§ Work to complete:
Skip the pictures. Transcribe the rest of the data below without changing a word.

§ Structured figure records:
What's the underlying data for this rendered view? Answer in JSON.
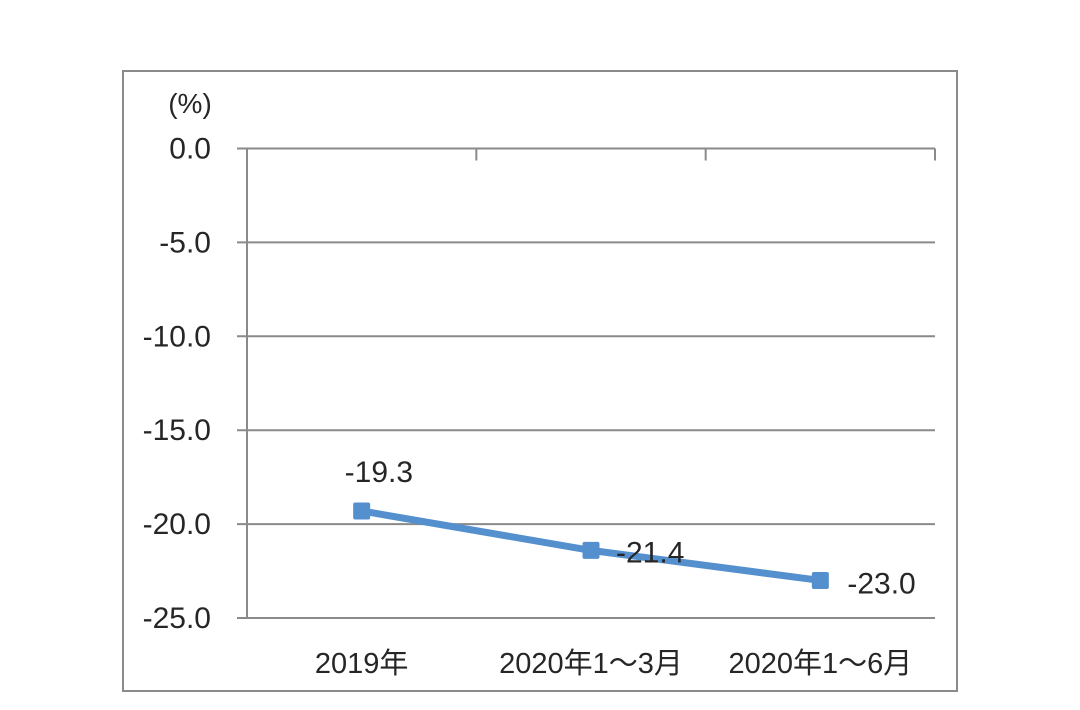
{
  "chart_data": {
    "type": "line",
    "title": "",
    "ylabel": "(%)",
    "xlabel": "",
    "categories": [
      "2019年",
      "2020年1～3月",
      "2020年1～6月"
    ],
    "values": [
      -19.3,
      -21.4,
      -23.0
    ],
    "data_labels": [
      "-19.3",
      "-21.4",
      "-23.0"
    ],
    "ylim": [
      -25,
      0
    ],
    "yticks": [
      0,
      -5,
      -10,
      -15,
      -20,
      -25
    ],
    "ytick_labels": [
      "0.0",
      "-5.0",
      "-10.0",
      "-15.0",
      "-20.0",
      "-25.0"
    ],
    "grid": true,
    "legend": false,
    "marker": "square",
    "colors": {
      "line": "#5590CE",
      "marker": "#5590CE",
      "grid": "#8a8a8a",
      "frame": "#8a8a8a",
      "text": "#262626",
      "background": "#ffffff"
    }
  }
}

§ Task answer:
What's the underlying data for this rendered view? Answer in JSON.
{
  "chart_data": {
    "type": "line",
    "title": "",
    "ylabel": "(%)",
    "xlabel": "",
    "categories": [
      "2019年",
      "2020年1～3月",
      "2020年1～6月"
    ],
    "values": [
      -19.3,
      -21.4,
      -23.0
    ],
    "data_labels": [
      "-19.3",
      "-21.4",
      "-23.0"
    ],
    "ylim": [
      -25,
      0
    ],
    "yticks": [
      0,
      -5,
      -10,
      -15,
      -20,
      -25
    ],
    "ytick_labels": [
      "0.0",
      "-5.0",
      "-10.0",
      "-15.0",
      "-20.0",
      "-25.0"
    ],
    "grid": true,
    "legend": false,
    "marker": "square",
    "colors": {
      "line": "#5590CE",
      "marker": "#5590CE",
      "grid": "#8a8a8a",
      "frame": "#8a8a8a",
      "text": "#262626",
      "background": "#ffffff"
    }
  }
}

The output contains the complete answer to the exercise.